OBJECTIVE A
In the listing, copy the lines verbatim, starting at the line that contains "tasks-cell [1246,771,1467,795]" and ending at the line that contains "tasks-cell [1246,747,1467,771]".

SOURCE TEXT
_ _ _ _

There is no Batmobile prowling Palestine, nor will you ever spy Peter Parker donning his spider suit in the streets of Riyadh, but if you are in the Middle East watch out for Zein, Aya, Jalila and Rakan.
Is it a bird, is it a plane? No. It's one of these guys, battling crime and saving mankind. Generations of children have enjoyed parables of action icons thwarting evil but one part of the world has been underserved in the superhero stakes. Until now, that is.
Welcome to the zap-pow *& @ world of Middle East Heroes, a series of comic books published in Egypt. Available in English and Arabic, the books' superheroes are the first to be drawn from Arab culture.
"Why can't the Middle East have its own heroes?" asked Marwan Nashar, editor of AK Comics in Cairo. "I grew up reading Spider-Man and loved him. But I couldn't get into Peter Parker. I always wondered why there weren't any Arabs leaping off buildings."

_ _ _ _

THE INPUT
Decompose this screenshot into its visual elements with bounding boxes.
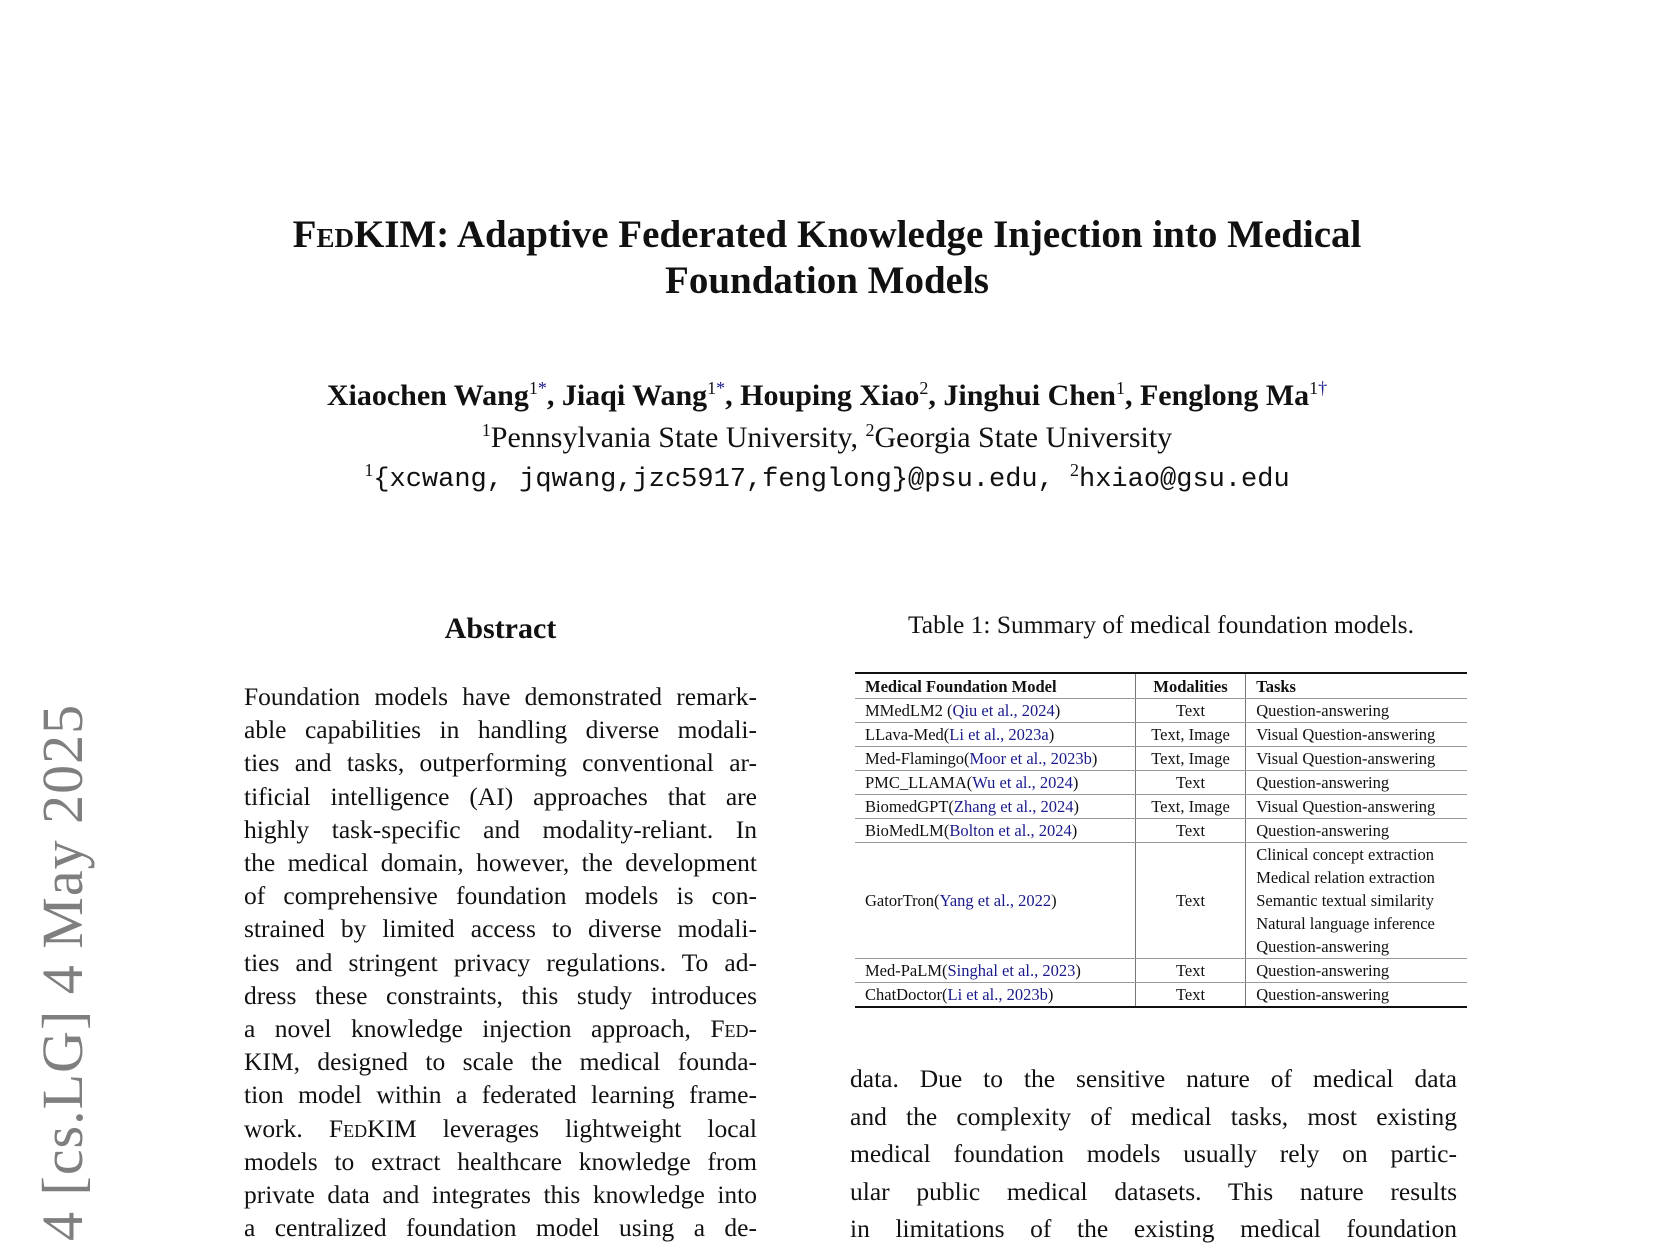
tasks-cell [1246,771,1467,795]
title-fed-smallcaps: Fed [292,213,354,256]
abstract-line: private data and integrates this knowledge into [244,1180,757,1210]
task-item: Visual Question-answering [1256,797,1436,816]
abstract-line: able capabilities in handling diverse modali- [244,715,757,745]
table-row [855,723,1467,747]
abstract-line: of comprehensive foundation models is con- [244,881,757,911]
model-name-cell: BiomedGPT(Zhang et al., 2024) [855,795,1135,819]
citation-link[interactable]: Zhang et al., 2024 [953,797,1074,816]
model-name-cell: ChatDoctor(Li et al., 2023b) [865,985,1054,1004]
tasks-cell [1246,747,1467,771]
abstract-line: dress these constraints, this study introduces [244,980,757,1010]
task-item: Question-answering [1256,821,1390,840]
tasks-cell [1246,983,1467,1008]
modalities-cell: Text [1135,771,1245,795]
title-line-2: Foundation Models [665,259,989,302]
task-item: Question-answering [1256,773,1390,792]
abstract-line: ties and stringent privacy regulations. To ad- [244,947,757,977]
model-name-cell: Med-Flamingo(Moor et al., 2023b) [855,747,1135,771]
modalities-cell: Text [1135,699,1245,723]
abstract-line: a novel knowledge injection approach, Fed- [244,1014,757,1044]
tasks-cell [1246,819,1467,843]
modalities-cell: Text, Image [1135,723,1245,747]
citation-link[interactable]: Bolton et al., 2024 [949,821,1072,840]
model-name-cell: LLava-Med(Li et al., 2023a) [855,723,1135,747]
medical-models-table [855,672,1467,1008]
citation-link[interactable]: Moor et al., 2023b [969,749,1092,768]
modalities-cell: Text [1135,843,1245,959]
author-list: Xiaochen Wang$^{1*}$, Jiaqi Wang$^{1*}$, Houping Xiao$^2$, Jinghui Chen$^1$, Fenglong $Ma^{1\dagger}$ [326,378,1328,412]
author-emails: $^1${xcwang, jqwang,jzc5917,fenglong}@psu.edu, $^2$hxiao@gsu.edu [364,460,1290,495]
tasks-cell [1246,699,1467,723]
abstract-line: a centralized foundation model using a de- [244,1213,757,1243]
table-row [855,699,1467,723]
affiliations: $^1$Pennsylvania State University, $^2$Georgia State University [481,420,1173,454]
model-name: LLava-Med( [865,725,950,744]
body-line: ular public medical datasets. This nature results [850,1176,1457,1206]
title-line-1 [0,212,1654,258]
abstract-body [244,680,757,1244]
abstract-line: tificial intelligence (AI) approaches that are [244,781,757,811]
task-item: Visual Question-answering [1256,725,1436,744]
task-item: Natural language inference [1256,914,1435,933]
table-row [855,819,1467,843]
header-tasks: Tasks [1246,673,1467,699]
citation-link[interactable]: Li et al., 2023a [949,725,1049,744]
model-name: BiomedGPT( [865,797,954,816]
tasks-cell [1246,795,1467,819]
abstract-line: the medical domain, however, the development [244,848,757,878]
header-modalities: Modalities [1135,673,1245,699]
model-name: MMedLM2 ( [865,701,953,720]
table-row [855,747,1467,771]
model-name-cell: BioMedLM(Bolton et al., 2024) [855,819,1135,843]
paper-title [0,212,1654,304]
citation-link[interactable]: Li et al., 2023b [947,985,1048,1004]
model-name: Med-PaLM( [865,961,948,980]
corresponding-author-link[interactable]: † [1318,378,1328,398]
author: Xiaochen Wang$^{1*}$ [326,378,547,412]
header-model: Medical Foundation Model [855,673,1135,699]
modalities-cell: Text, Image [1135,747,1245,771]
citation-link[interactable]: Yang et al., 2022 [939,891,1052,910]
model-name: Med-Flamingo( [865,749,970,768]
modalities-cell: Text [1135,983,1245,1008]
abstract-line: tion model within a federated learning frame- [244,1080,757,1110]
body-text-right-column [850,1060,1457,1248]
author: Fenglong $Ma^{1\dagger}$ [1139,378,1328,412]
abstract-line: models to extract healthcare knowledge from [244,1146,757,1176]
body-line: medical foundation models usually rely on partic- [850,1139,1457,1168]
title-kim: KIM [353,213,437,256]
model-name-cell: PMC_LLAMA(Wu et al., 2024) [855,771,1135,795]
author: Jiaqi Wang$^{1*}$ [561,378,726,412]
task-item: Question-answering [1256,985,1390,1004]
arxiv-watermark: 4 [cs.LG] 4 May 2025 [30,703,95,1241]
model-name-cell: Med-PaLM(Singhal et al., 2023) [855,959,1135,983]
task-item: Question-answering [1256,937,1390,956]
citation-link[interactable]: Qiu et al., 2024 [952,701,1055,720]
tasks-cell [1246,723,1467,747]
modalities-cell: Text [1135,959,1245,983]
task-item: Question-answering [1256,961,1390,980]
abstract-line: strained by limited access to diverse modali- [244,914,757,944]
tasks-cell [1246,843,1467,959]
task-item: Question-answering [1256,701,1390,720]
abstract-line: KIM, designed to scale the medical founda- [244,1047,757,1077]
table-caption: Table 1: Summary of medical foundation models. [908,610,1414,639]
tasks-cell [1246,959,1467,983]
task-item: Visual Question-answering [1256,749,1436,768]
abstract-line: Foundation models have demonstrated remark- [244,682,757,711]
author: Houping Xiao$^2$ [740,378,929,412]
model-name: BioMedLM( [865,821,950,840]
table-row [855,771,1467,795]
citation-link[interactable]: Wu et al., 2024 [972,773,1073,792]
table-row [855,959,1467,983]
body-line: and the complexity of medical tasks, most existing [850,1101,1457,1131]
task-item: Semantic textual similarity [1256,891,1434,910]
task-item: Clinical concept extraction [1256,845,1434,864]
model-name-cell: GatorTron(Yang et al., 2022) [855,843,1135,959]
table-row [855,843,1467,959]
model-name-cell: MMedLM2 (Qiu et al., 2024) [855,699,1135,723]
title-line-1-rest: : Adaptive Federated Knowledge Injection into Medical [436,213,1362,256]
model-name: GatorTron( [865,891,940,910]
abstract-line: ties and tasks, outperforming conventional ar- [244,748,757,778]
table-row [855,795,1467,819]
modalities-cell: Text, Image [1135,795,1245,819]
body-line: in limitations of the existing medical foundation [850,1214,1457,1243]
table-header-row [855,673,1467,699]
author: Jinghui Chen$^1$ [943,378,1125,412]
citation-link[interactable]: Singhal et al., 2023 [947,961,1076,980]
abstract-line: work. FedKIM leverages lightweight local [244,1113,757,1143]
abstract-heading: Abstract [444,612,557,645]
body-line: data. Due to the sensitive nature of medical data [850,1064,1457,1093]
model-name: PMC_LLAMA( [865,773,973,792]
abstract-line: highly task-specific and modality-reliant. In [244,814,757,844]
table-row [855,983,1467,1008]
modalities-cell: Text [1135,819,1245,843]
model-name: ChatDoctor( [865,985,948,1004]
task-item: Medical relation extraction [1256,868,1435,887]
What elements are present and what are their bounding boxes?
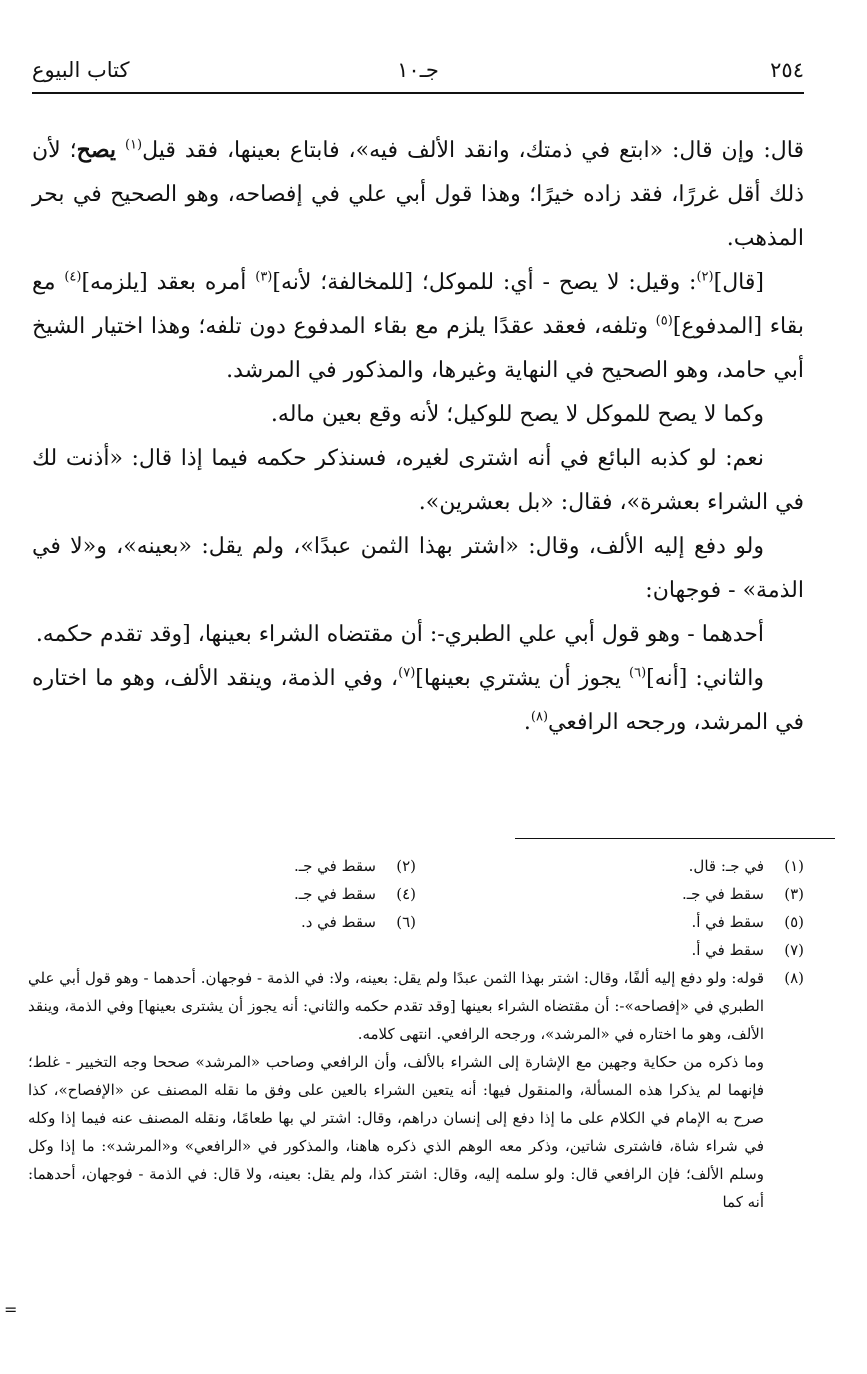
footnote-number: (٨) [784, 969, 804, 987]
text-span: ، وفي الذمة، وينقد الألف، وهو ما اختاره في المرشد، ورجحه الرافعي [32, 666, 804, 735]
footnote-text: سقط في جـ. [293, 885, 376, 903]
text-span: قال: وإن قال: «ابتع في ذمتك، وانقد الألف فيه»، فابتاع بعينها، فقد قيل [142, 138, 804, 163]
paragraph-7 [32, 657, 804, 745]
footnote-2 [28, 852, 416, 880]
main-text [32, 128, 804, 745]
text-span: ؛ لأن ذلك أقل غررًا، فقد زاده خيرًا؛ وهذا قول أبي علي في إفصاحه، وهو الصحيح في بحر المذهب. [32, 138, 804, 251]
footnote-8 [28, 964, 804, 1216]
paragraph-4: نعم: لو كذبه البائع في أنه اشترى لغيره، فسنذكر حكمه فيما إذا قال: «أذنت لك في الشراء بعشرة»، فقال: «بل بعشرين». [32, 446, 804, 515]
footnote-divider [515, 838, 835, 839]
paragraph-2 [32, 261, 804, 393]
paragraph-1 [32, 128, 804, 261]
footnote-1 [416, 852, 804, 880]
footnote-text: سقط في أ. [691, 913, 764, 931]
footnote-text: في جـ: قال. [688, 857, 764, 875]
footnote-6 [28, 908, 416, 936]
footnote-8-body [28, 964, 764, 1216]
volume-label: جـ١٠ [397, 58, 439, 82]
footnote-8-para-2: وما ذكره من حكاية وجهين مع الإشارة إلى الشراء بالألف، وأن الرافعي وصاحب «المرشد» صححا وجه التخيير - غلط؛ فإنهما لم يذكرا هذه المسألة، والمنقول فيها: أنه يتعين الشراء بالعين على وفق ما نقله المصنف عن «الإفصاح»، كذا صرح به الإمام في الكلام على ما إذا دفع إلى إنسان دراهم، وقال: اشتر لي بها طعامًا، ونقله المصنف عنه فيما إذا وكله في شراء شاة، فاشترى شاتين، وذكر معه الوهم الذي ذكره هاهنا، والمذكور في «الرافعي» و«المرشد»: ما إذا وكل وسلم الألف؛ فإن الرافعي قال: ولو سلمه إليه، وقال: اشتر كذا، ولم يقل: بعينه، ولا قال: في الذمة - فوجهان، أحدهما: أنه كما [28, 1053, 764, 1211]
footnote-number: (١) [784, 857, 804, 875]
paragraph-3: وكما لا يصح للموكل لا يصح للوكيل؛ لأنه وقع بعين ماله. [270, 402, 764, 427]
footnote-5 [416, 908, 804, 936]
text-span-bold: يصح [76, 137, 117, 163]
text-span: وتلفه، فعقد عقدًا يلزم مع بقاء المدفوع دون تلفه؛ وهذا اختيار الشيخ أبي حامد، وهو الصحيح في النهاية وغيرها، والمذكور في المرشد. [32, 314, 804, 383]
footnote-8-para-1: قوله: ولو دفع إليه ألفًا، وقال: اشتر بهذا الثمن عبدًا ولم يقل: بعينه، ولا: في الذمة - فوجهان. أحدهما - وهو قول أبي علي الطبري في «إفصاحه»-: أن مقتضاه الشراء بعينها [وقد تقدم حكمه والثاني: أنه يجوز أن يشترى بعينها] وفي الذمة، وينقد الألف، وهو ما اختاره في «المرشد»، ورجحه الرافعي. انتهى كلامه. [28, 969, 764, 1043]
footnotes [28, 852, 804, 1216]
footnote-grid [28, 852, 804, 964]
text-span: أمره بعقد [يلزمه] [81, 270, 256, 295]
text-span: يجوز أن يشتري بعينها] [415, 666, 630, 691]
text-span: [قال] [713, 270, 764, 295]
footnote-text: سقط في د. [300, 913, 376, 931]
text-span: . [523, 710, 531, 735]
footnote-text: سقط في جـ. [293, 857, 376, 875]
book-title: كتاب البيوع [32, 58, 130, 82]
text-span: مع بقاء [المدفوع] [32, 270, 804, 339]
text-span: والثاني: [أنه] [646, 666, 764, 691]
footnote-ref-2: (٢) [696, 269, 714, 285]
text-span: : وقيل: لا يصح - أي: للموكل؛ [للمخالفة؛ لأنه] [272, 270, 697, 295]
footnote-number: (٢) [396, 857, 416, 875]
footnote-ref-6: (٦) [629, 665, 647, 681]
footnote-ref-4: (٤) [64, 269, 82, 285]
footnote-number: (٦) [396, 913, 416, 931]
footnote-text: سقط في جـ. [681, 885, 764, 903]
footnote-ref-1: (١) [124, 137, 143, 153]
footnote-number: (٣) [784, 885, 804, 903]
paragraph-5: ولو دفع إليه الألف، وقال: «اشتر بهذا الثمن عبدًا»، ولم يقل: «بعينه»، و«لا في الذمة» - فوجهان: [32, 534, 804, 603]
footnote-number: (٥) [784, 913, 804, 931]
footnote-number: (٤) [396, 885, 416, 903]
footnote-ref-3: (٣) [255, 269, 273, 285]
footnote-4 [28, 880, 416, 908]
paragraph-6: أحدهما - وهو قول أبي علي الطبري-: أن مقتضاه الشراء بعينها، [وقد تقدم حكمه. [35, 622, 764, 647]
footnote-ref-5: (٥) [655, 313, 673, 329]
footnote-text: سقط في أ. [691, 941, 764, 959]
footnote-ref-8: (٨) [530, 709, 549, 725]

_ _ _ _

OBJECTIVE B
In the article about Arab comic-book superheroes, list the names the opening sentence warns readers in the Middle East to watch out for.

COMPLETE OUTPUT A
tasks-cell [1246,771,1467,795]
title-fed-smallcaps: Fed [292,213,354,256]
abstract-line: private data and integrates this knowledge into [244,1180,757,1210]
task-item: Visual Question-answering [1256,797,1436,816]
abstract-line: able capabilities in handling diverse modali- [244,715,757,745]
table-row [855,723,1467,747]
abstract-line: of comprehensive foundation models is con- [244,881,757,911]
model-name-cell: BiomedGPT(Zhang et al., 2024) [855,795,1135,819]
citation-link[interactable]: Zhang et al., 2024 [953,797,1074,816]
model-name-cell: ChatDoctor(Li et al., 2023b) [865,985,1054,1004]
tasks-cell [1246,747,1467,771]

COMPLETE OUTPUT B
Zein, Aya, Jalila, Rakan